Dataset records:
§
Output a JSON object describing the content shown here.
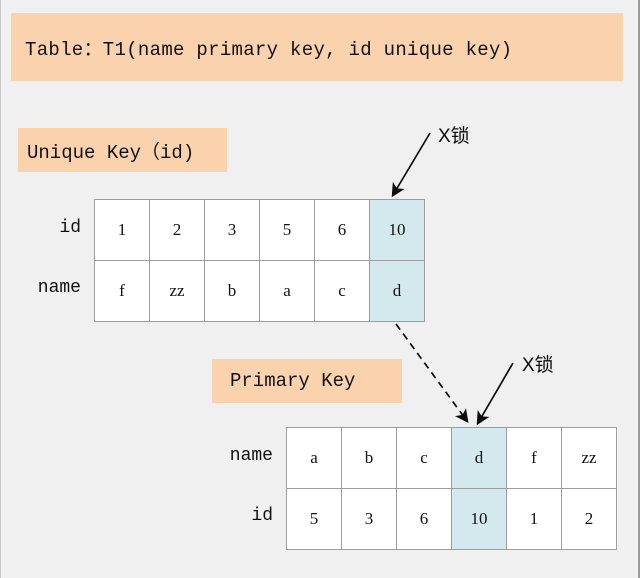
{
  "title": {
    "text": "Table：T1(name primary key, id unique key)",
    "background": "#fbd2ae"
  },
  "labels": {
    "unique_key": "Unique Key（id)",
    "primary_key": "Primary Key"
  },
  "annotations": {
    "x_lock_top": "X锁",
    "x_lock_bottom": "X锁"
  },
  "unique_index": {
    "row_labels": {
      "first": "id",
      "second": "name"
    },
    "rows": [
      {
        "name": "id",
        "cells": [
          "1",
          "2",
          "3",
          "5",
          "6",
          "10"
        ]
      },
      {
        "name": "name",
        "cells": [
          "f",
          "zz",
          "b",
          "a",
          "c",
          "d"
        ]
      }
    ],
    "highlight_column": 5
  },
  "primary_index": {
    "row_labels": {
      "first": "name",
      "second": "id"
    },
    "rows": [
      {
        "name": "name",
        "cells": [
          "a",
          "b",
          "c",
          "d",
          "f",
          "zz"
        ]
      },
      {
        "name": "id",
        "cells": [
          "5",
          "3",
          "6",
          "10",
          "1",
          "2"
        ]
      }
    ],
    "highlight_column": 3
  },
  "colors": {
    "page_background": "#f0f0f0",
    "peach": "#fbd2ae",
    "highlight_cell": "#d4e9ee",
    "grid_border": "#9d9d9d",
    "arrow": "#0c0c0c"
  }
}
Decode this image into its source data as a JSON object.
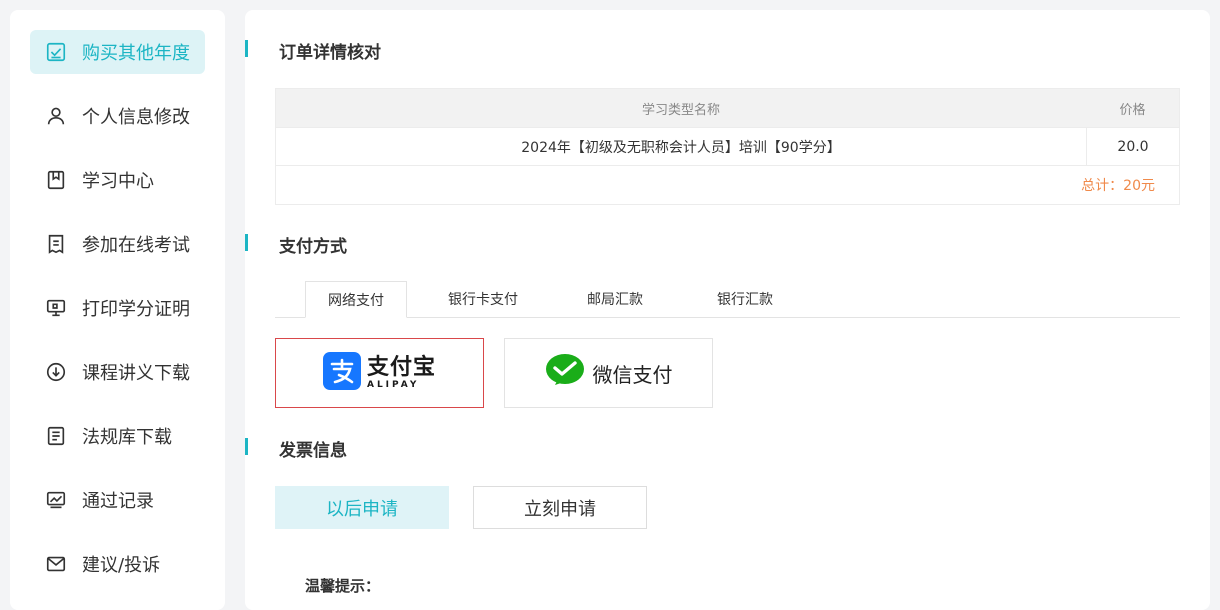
§
▶ _Challenge_
Find every line in the entries that includes the word "object", then state how many there are and nothing else.

▶ _Output_
2